- Exercise: Give every entry again, word for word.

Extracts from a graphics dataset

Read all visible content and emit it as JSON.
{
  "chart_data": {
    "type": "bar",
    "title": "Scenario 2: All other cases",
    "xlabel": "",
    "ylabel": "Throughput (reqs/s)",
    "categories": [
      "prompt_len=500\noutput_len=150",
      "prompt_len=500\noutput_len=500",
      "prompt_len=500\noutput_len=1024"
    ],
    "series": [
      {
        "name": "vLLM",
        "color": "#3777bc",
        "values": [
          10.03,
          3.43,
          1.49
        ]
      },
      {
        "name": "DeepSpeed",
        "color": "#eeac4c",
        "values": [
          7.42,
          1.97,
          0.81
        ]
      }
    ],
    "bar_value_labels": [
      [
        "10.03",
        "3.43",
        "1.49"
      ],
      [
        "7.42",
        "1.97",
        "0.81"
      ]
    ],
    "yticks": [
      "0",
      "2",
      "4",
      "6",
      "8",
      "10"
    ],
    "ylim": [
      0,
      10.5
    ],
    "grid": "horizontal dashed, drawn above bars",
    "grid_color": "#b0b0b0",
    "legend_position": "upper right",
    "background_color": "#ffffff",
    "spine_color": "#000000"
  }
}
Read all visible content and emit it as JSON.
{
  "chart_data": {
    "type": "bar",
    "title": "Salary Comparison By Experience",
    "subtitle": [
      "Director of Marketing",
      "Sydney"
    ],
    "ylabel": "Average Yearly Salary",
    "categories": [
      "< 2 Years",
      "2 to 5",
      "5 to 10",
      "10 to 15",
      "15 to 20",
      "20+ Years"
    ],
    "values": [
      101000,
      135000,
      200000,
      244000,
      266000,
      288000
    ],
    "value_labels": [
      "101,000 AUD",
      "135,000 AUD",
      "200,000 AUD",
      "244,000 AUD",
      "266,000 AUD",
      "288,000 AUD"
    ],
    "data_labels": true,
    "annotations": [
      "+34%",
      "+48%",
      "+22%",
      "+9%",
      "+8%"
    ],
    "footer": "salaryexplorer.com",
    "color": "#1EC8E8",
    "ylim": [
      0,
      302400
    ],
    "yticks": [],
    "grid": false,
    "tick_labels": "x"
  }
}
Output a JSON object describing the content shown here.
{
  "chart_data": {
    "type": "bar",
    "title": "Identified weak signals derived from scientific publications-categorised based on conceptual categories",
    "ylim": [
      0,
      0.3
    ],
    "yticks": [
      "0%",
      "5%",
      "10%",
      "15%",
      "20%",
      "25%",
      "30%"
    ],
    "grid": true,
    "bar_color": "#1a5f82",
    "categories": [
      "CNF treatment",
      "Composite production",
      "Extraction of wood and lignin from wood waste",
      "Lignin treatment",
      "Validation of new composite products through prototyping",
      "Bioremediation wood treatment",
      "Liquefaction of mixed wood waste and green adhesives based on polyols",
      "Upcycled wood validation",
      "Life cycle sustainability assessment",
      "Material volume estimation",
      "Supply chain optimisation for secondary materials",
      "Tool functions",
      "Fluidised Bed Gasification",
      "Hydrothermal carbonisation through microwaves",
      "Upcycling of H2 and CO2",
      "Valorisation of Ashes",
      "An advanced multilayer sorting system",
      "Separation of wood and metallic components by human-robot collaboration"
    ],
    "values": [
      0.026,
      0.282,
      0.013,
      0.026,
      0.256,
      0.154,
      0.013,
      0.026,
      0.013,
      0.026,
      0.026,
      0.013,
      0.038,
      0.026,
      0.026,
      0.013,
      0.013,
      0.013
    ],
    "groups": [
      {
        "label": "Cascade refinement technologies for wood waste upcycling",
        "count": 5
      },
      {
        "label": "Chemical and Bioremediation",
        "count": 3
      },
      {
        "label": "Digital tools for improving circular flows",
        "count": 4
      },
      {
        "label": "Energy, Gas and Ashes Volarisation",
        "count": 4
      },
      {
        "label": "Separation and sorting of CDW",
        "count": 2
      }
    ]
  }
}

- Written solution:
Read all visible content and emit it as JSON.
{
  "chart_data": {
    "type": "bar",
    "title": "Scenario 2: All other cases",
    "xlabel": "",
    "ylabel": "Throughput (reqs/s)",
    "categories": [
      "prompt_len=500\noutput_len=150",
      "prompt_len=500\noutput_len=500",
      "prompt_len=500\noutput_len=1024"
    ],
    "series": [
      {
        "name": "vLLM",
        "color": "#3777bc",
        "values": [
          10.03,
          3.43,
          1.49
        ]
      },
      {
        "name": "DeepSpeed",
        "color": "#eeac4c",
        "values": [
          7.42,
          1.97,
          0.81
        ]
      }
    ],
    "bar_value_labels": [
      [
        "10.03",
        "3.43",
        "1.49"
      ],
      [
        "7.42",
        "1.97",
        "0.81"
      ]
    ],
    "yticks": [
      "0",
      "2",
      "4",
      "6",
      "8",
      "10"
    ],
    "ylim": [
      0,
      10.5
    ],
    "grid": "horizontal dashed, drawn above bars",
    "grid_color": "#b0b0b0",
    "legend_position": "upper right",
    "background_color": "#ffffff",
    "spine_color": "#000000"
  }
}
Read all visible content and emit it as JSON.
{
  "chart_data": {
    "type": "bar",
    "title": "Salary Comparison By Experience",
    "subtitle": [
      "Director of Marketing",
      "Sydney"
    ],
    "ylabel": "Average Yearly Salary",
    "categories": [
      "< 2 Years",
      "2 to 5",
      "5 to 10",
      "10 to 15",
      "15 to 20",
      "20+ Years"
    ],
    "values": [
      101000,
      135000,
      200000,
      244000,
      266000,
      288000
    ],
    "value_labels": [
      "101,000 AUD",
      "135,000 AUD",
      "200,000 AUD",
      "244,000 AUD",
      "266,000 AUD",
      "288,000 AUD"
    ],
    "data_labels": true,
    "annotations": [
      "+34%",
      "+48%",
      "+22%",
      "+9%",
      "+8%"
    ],
    "footer": "salaryexplorer.com",
    "color": "#1EC8E8",
    "ylim": [
      0,
      302400
    ],
    "yticks": [],
    "grid": false,
    "tick_labels": "x"
  }
}
Output a JSON object describing the content shown here.
{
  "chart_data": {
    "type": "bar",
    "title": "Identified weak signals derived from scientific publications-categorised based on conceptual categories",
    "ylim": [
      0,
      0.3
    ],
    "yticks": [
      "0%",
      "5%",
      "10%",
      "15%",
      "20%",
      "25%",
      "30%"
    ],
    "grid": true,
    "bar_color": "#1a5f82",
    "categories": [
      "CNF treatment",
      "Composite production",
      "Extraction of wood and lignin from wood waste",
      "Lignin treatment",
      "Validation of new composite products through prototyping",
      "Bioremediation wood treatment",
      "Liquefaction of mixed wood waste and green adhesives based on polyols",
      "Upcycled wood validation",
      "Life cycle sustainability assessment",
      "Material volume estimation",
      "Supply chain optimisation for secondary materials",
      "Tool functions",
      "Fluidised Bed Gasification",
      "Hydrothermal carbonisation through microwaves",
      "Upcycling of H2 and CO2",
      "Valorisation of Ashes",
      "An advanced multilayer sorting system",
      "Separation of wood and metallic components by human-robot collaboration"
    ],
    "values": [
      0.026,
      0.282,
      0.013,
      0.026,
      0.256,
      0.154,
      0.013,
      0.026,
      0.013,
      0.026,
      0.026,
      0.013,
      0.038,
      0.026,
      0.026,
      0.013,
      0.013,
      0.013
    ],
    "groups": [
      {
        "label": "Cascade refinement technologies for wood waste upcycling",
        "count": 5
      },
      {
        "label": "Chemical and Bioremediation",
        "count": 3
      },
      {
        "label": "Digital tools for improving circular flows",
        "count": 4
      },
      {
        "label": "Energy, Gas and Ashes Volarisation",
        "count": 4
      },
      {
        "label": "Separation and sorting of CDW",
        "count": 2
      }
    ]
  }
}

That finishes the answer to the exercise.